(TASK REQUIREMENTS) The material below should be written out in full and exactly; pictures stay out of the copy.

(PROVIDED MATERIAL)
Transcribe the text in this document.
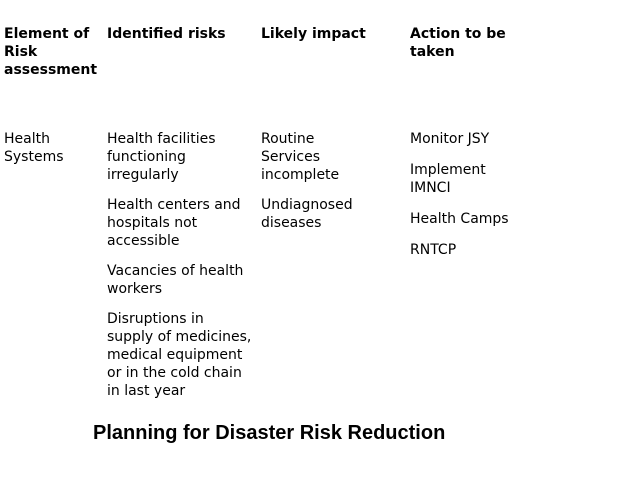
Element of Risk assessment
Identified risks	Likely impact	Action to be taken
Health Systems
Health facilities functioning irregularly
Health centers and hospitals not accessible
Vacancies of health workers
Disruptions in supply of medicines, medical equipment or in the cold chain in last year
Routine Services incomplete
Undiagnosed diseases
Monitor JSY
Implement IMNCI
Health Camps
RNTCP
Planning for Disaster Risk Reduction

(THE OUTPUT)
Transcribe the text in this document.
Element of Risk assessment
Identified risks	Likely impact	Action to be taken
Health Systems
Health facilities functioning irregularly
Health centers and hospitals not accessible
Vacancies of health workers
Disruptions in supply of medicines, medical equipment or in the cold chain in last year
Routine Services incomplete
Undiagnosed diseases
Monitor JSY
Implement IMNCI
Health Camps
RNTCP
Planning for Disaster Risk Reduction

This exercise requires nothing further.